What you have to do: Determine how many lines contain the string "SRMTID". Reply with that figure and nothing else.

The records:

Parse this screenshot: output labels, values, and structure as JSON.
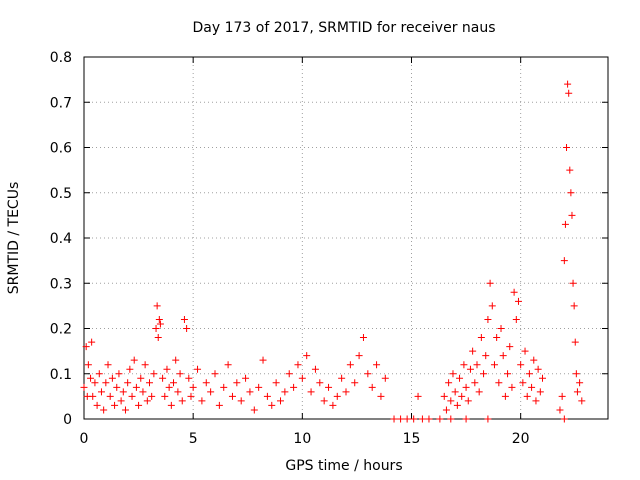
{
  "chart_data": {
    "type": "scatter",
    "title": "Day 173 of 2017, SRMTID for receiver naus",
    "xlabel": "GPS time / hours",
    "ylabel": "SRMTID / TECUs",
    "xlim": [
      0,
      24
    ],
    "ylim": [
      0,
      0.8
    ],
    "x_ticks": [
      "0",
      "5",
      "10",
      "15",
      "20"
    ],
    "y_ticks": [
      "0",
      "0.1",
      "0.2",
      "0.3",
      "0.4",
      "0.5",
      "0.6",
      "0.7",
      "0.8"
    ],
    "grid": true,
    "legend": "none",
    "marker": "plus",
    "color": "#ff0000",
    "series": [
      {
        "points": [
          [
            0.0,
            0.07
          ],
          [
            0.1,
            0.16
          ],
          [
            0.15,
            0.05
          ],
          [
            0.2,
            0.12
          ],
          [
            0.3,
            0.09
          ],
          [
            0.35,
            0.17
          ],
          [
            0.4,
            0.05
          ],
          [
            0.5,
            0.08
          ],
          [
            0.6,
            0.03
          ],
          [
            0.7,
            0.1
          ],
          [
            0.8,
            0.06
          ],
          [
            0.9,
            0.02
          ],
          [
            1.0,
            0.08
          ],
          [
            1.1,
            0.12
          ],
          [
            1.2,
            0.05
          ],
          [
            1.3,
            0.09
          ],
          [
            1.4,
            0.03
          ],
          [
            1.5,
            0.07
          ],
          [
            1.6,
            0.1
          ],
          [
            1.7,
            0.04
          ],
          [
            1.8,
            0.06
          ],
          [
            1.9,
            0.02
          ],
          [
            2.0,
            0.08
          ],
          [
            2.1,
            0.11
          ],
          [
            2.2,
            0.05
          ],
          [
            2.3,
            0.13
          ],
          [
            2.4,
            0.07
          ],
          [
            2.5,
            0.03
          ],
          [
            2.6,
            0.09
          ],
          [
            2.7,
            0.06
          ],
          [
            2.8,
            0.12
          ],
          [
            2.9,
            0.04
          ],
          [
            3.0,
            0.08
          ],
          [
            3.1,
            0.05
          ],
          [
            3.2,
            0.1
          ],
          [
            3.3,
            0.2
          ],
          [
            3.35,
            0.25
          ],
          [
            3.4,
            0.18
          ],
          [
            3.45,
            0.22
          ],
          [
            3.5,
            0.21
          ],
          [
            3.6,
            0.09
          ],
          [
            3.7,
            0.05
          ],
          [
            3.8,
            0.11
          ],
          [
            3.9,
            0.07
          ],
          [
            4.0,
            0.03
          ],
          [
            4.1,
            0.08
          ],
          [
            4.2,
            0.13
          ],
          [
            4.3,
            0.06
          ],
          [
            4.4,
            0.1
          ],
          [
            4.5,
            0.04
          ],
          [
            4.6,
            0.22
          ],
          [
            4.7,
            0.2
          ],
          [
            4.8,
            0.09
          ],
          [
            4.9,
            0.05
          ],
          [
            5.0,
            0.07
          ],
          [
            5.2,
            0.11
          ],
          [
            5.4,
            0.04
          ],
          [
            5.6,
            0.08
          ],
          [
            5.8,
            0.06
          ],
          [
            6.0,
            0.1
          ],
          [
            6.2,
            0.03
          ],
          [
            6.4,
            0.07
          ],
          [
            6.6,
            0.12
          ],
          [
            6.8,
            0.05
          ],
          [
            7.0,
            0.08
          ],
          [
            7.2,
            0.04
          ],
          [
            7.4,
            0.09
          ],
          [
            7.6,
            0.06
          ],
          [
            7.8,
            0.02
          ],
          [
            8.0,
            0.07
          ],
          [
            8.2,
            0.13
          ],
          [
            8.4,
            0.05
          ],
          [
            8.6,
            0.03
          ],
          [
            8.8,
            0.08
          ],
          [
            9.0,
            0.04
          ],
          [
            9.2,
            0.06
          ],
          [
            9.4,
            0.1
          ],
          [
            9.6,
            0.07
          ],
          [
            9.8,
            0.12
          ],
          [
            10.0,
            0.09
          ],
          [
            10.2,
            0.14
          ],
          [
            10.4,
            0.06
          ],
          [
            10.6,
            0.11
          ],
          [
            10.8,
            0.08
          ],
          [
            11.0,
            0.04
          ],
          [
            11.2,
            0.07
          ],
          [
            11.4,
            0.03
          ],
          [
            11.6,
            0.05
          ],
          [
            11.8,
            0.09
          ],
          [
            12.0,
            0.06
          ],
          [
            12.2,
            0.12
          ],
          [
            12.4,
            0.08
          ],
          [
            12.6,
            0.14
          ],
          [
            12.8,
            0.18
          ],
          [
            13.0,
            0.1
          ],
          [
            13.2,
            0.07
          ],
          [
            13.4,
            0.12
          ],
          [
            13.6,
            0.05
          ],
          [
            13.8,
            0.09
          ],
          [
            14.2,
            0.0
          ],
          [
            14.5,
            0.0
          ],
          [
            14.8,
            0.0
          ],
          [
            15.1,
            0.0
          ],
          [
            15.3,
            0.05
          ],
          [
            15.5,
            0.0
          ],
          [
            15.8,
            0.0
          ],
          [
            16.3,
            0.0
          ],
          [
            16.8,
            0.0
          ],
          [
            17.5,
            0.0
          ],
          [
            18.5,
            0.0
          ],
          [
            22.0,
            0.0
          ],
          [
            16.5,
            0.05
          ],
          [
            16.6,
            0.02
          ],
          [
            16.7,
            0.08
          ],
          [
            16.8,
            0.04
          ],
          [
            16.9,
            0.1
          ],
          [
            17.0,
            0.06
          ],
          [
            17.1,
            0.03
          ],
          [
            17.2,
            0.09
          ],
          [
            17.3,
            0.05
          ],
          [
            17.4,
            0.12
          ],
          [
            17.5,
            0.07
          ],
          [
            17.6,
            0.04
          ],
          [
            17.7,
            0.11
          ],
          [
            17.8,
            0.15
          ],
          [
            17.9,
            0.08
          ],
          [
            18.0,
            0.12
          ],
          [
            18.1,
            0.06
          ],
          [
            18.2,
            0.18
          ],
          [
            18.3,
            0.1
          ],
          [
            18.4,
            0.14
          ],
          [
            18.5,
            0.22
          ],
          [
            18.6,
            0.3
          ],
          [
            18.7,
            0.25
          ],
          [
            18.8,
            0.12
          ],
          [
            18.9,
            0.18
          ],
          [
            19.0,
            0.08
          ],
          [
            19.1,
            0.2
          ],
          [
            19.2,
            0.14
          ],
          [
            19.3,
            0.05
          ],
          [
            19.4,
            0.1
          ],
          [
            19.5,
            0.16
          ],
          [
            19.6,
            0.07
          ],
          [
            19.7,
            0.28
          ],
          [
            19.8,
            0.22
          ],
          [
            19.9,
            0.26
          ],
          [
            20.0,
            0.12
          ],
          [
            20.1,
            0.08
          ],
          [
            20.2,
            0.15
          ],
          [
            20.3,
            0.05
          ],
          [
            20.4,
            0.1
          ],
          [
            20.5,
            0.07
          ],
          [
            20.6,
            0.13
          ],
          [
            20.7,
            0.04
          ],
          [
            20.8,
            0.11
          ],
          [
            20.9,
            0.06
          ],
          [
            21.0,
            0.09
          ],
          [
            21.8,
            0.02
          ],
          [
            21.9,
            0.05
          ],
          [
            22.0,
            0.35
          ],
          [
            22.05,
            0.43
          ],
          [
            22.1,
            0.6
          ],
          [
            22.15,
            0.74
          ],
          [
            22.2,
            0.72
          ],
          [
            22.25,
            0.55
          ],
          [
            22.3,
            0.5
          ],
          [
            22.35,
            0.45
          ],
          [
            22.4,
            0.3
          ],
          [
            22.45,
            0.25
          ],
          [
            22.5,
            0.17
          ],
          [
            22.55,
            0.1
          ],
          [
            22.6,
            0.06
          ],
          [
            22.7,
            0.08
          ],
          [
            22.8,
            0.04
          ]
        ]
      }
    ]
  }
}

Result: 2